(Element location listings)
------------------------------------------------------------------------

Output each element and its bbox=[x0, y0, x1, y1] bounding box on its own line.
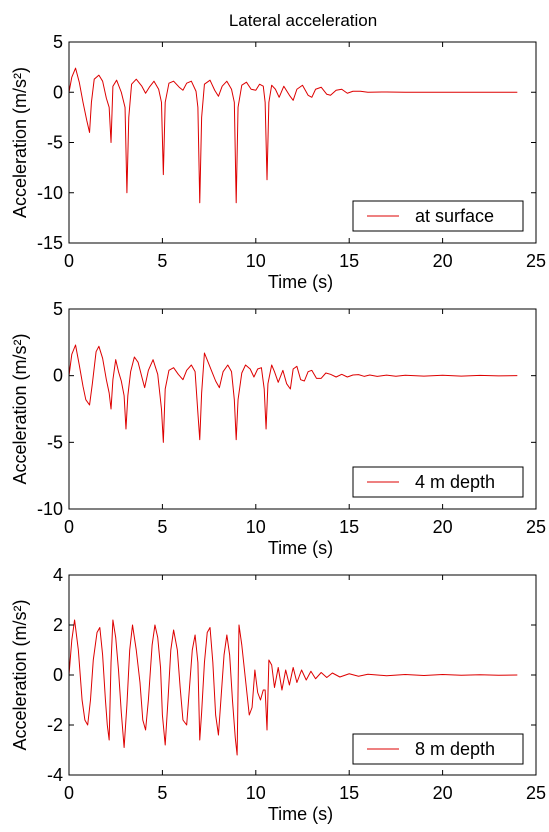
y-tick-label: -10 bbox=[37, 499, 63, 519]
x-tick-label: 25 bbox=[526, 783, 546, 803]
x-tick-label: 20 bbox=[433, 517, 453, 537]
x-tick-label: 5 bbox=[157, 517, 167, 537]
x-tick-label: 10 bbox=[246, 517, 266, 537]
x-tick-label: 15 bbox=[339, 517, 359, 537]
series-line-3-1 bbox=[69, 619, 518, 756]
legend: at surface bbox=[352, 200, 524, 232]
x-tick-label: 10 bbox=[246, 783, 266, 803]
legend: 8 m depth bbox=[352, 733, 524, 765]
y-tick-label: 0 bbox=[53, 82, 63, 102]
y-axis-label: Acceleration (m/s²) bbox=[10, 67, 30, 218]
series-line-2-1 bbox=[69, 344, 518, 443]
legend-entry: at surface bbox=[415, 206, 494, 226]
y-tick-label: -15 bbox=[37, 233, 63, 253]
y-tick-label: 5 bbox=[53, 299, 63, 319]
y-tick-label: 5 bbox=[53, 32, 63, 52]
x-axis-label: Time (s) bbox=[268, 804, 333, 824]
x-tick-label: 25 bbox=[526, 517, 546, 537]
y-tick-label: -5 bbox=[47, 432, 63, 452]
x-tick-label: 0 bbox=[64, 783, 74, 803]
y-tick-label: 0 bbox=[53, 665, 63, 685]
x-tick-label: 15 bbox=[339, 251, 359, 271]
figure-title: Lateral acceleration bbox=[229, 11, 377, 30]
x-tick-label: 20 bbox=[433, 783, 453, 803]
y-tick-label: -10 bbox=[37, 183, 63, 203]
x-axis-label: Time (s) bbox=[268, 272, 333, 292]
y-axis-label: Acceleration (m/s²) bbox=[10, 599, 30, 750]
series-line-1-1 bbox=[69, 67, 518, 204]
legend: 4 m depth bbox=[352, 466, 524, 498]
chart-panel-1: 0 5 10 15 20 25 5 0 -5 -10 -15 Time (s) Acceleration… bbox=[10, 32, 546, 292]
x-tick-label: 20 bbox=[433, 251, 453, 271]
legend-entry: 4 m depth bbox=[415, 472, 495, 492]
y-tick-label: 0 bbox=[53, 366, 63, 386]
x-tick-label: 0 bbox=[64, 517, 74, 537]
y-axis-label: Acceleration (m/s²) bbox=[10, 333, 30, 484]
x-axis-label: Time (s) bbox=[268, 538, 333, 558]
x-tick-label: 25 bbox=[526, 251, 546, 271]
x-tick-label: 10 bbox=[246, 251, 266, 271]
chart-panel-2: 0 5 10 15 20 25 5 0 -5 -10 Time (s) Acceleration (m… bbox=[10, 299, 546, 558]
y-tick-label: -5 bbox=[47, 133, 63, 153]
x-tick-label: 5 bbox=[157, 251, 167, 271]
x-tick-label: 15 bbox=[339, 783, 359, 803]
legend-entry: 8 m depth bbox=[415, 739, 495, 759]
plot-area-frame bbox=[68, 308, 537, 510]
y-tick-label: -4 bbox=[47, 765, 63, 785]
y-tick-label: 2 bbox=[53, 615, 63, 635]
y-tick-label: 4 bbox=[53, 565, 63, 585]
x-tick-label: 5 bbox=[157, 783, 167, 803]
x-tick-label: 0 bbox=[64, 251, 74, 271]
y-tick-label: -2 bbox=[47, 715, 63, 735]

------------------------------------------------------------------------

Rewrite all the rows above, swapping "legend-entry" for "legend-item" and keeping everything else unchanged. Leave the pictures out.

● **Task output**
Output each element and its bbox=[x0, y0, x1, y1] bounding box on its own line.
y-tick-label: -10 bbox=[37, 499, 63, 519]
x-tick-label: 25 bbox=[526, 783, 546, 803]
x-tick-label: 20 bbox=[433, 517, 453, 537]
x-tick-label: 5 bbox=[157, 517, 167, 537]
x-tick-label: 10 bbox=[246, 517, 266, 537]
x-tick-label: 15 bbox=[339, 517, 359, 537]
series-line-3-1 bbox=[69, 619, 518, 756]
legend: at surface bbox=[352, 200, 524, 232]
x-tick-label: 10 bbox=[246, 783, 266, 803]
legend: 8 m depth bbox=[352, 733, 524, 765]
y-tick-label: 0 bbox=[53, 82, 63, 102]
y-axis-label: Acceleration (m/s²) bbox=[10, 67, 30, 218]
series-line-2-1 bbox=[69, 344, 518, 443]
legend-item: at surface bbox=[415, 206, 494, 226]
y-tick-label: -15 bbox=[37, 233, 63, 253]
y-tick-label: 5 bbox=[53, 299, 63, 319]
y-tick-label: 5 bbox=[53, 32, 63, 52]
x-axis-label: Time (s) bbox=[268, 804, 333, 824]
x-tick-label: 25 bbox=[526, 517, 546, 537]
y-tick-label: -5 bbox=[47, 432, 63, 452]
x-tick-label: 0 bbox=[64, 783, 74, 803]
y-tick-label: 0 bbox=[53, 665, 63, 685]
x-tick-label: 15 bbox=[339, 251, 359, 271]
figure-title: Lateral acceleration bbox=[229, 11, 377, 30]
x-tick-label: 20 bbox=[433, 783, 453, 803]
y-tick-label: -10 bbox=[37, 183, 63, 203]
x-axis-label: Time (s) bbox=[268, 272, 333, 292]
y-axis-label: Acceleration (m/s²) bbox=[10, 599, 30, 750]
series-line-1-1 bbox=[69, 67, 518, 204]
legend: 4 m depth bbox=[352, 466, 524, 498]
chart-panel-1: 0 5 10 15 20 25 5 0 -5 -10 -15 Time (s) Acceleration… bbox=[10, 32, 546, 292]
x-tick-label: 20 bbox=[433, 251, 453, 271]
legend-item: 4 m depth bbox=[415, 472, 495, 492]
y-tick-label: 0 bbox=[53, 366, 63, 386]
x-tick-label: 0 bbox=[64, 517, 74, 537]
y-axis-label: Acceleration (m/s²) bbox=[10, 333, 30, 484]
x-axis-label: Time (s) bbox=[268, 538, 333, 558]
x-tick-label: 25 bbox=[526, 251, 546, 271]
x-tick-label: 10 bbox=[246, 251, 266, 271]
chart-panel-2: 0 5 10 15 20 25 5 0 -5 -10 Time (s) Acceleration (m… bbox=[10, 299, 546, 558]
y-tick-label: -5 bbox=[47, 133, 63, 153]
x-tick-label: 5 bbox=[157, 251, 167, 271]
x-tick-label: 15 bbox=[339, 783, 359, 803]
legend-item: 8 m depth bbox=[415, 739, 495, 759]
plot-area-frame bbox=[68, 308, 537, 510]
y-tick-label: -4 bbox=[47, 765, 63, 785]
y-tick-label: 2 bbox=[53, 615, 63, 635]
y-tick-label: 4 bbox=[53, 565, 63, 585]
x-tick-label: 5 bbox=[157, 783, 167, 803]
x-tick-label: 0 bbox=[64, 251, 74, 271]
y-tick-label: -2 bbox=[47, 715, 63, 735]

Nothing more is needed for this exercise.